- [PROBLEM REQUIREMENTS]
Reproduce all lines of the listing below in which the word "centrocampista" occurs.

- [RECORDS FOR THIS TASK]
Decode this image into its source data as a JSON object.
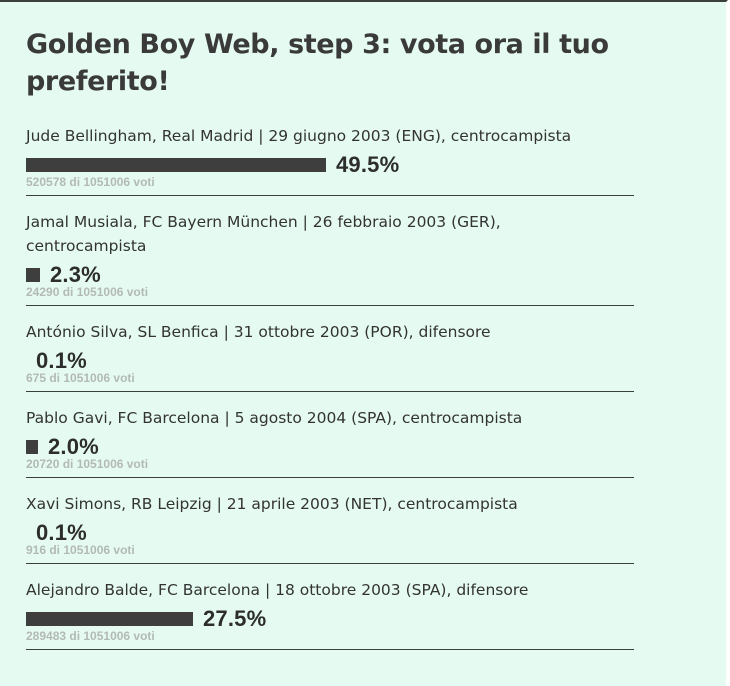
{
  "poll": {
    "title": "Golden Boy Web, step 3: vota ora il tuo preferito!",
    "options": [
      {
        "label": "Jude Bellingham, Real Madrid | 29 giugno 2003 (ENG), centrocampista",
        "percent": 49.5,
        "percent_text": "49.5%",
        "votes_text": "520578 di 1051006 voti"
      },
      {
        "label": "Jamal Musiala, FC Bayern München | 26 febbraio 2003 (GER), centrocampista",
        "percent": 2.3,
        "percent_text": "2.3%",
        "votes_text": "24290 di 1051006 voti"
      },
      {
        "label": "António Silva, SL Benfica | 31 ottobre 2003 (POR), difensore",
        "percent": 0.1,
        "percent_text": "0.1%",
        "votes_text": "675 di 1051006 voti"
      },
      {
        "label": "Pablo Gavi, FC Barcelona | 5 agosto 2004 (SPA), centrocampista",
        "percent": 2.0,
        "percent_text": "2.0%",
        "votes_text": "20720 di 1051006 voti"
      },
      {
        "label": "Xavi Simons, RB Leipzig | 21 aprile 2003 (NET), centrocampista",
        "percent": 0.1,
        "percent_text": "0.1%",
        "votes_text": "916 di 1051006 voti"
      },
      {
        "label": "Alejandro Balde, FC Barcelona | 18 ottobre 2003 (SPA), difensore",
        "percent": 27.5,
        "percent_text": "27.5%",
        "votes_text": "289483 di 1051006 voti"
      }
    ]
  },
  "colors": {
    "background": "#e5fbf1",
    "bar": "#3e3e3e",
    "vote_count": "#b3b9b6",
    "divider": "#3b3f3d"
  }
}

- [WRITTEN ANSWER]
        "label": "Jude Bellingham, Real Madrid | 29 giugno 2003 (ENG), centrocampista",
        "label": "Jamal Musiala, FC Bayern München | 26 febbraio 2003 (GER), centrocampista",
        "label": "Pablo Gavi, FC Barcelona | 5 agosto 2004 (SPA), centrocampista",
        "label": "Xavi Simons, RB Leipzig | 21 aprile 2003 (NET), centrocampista",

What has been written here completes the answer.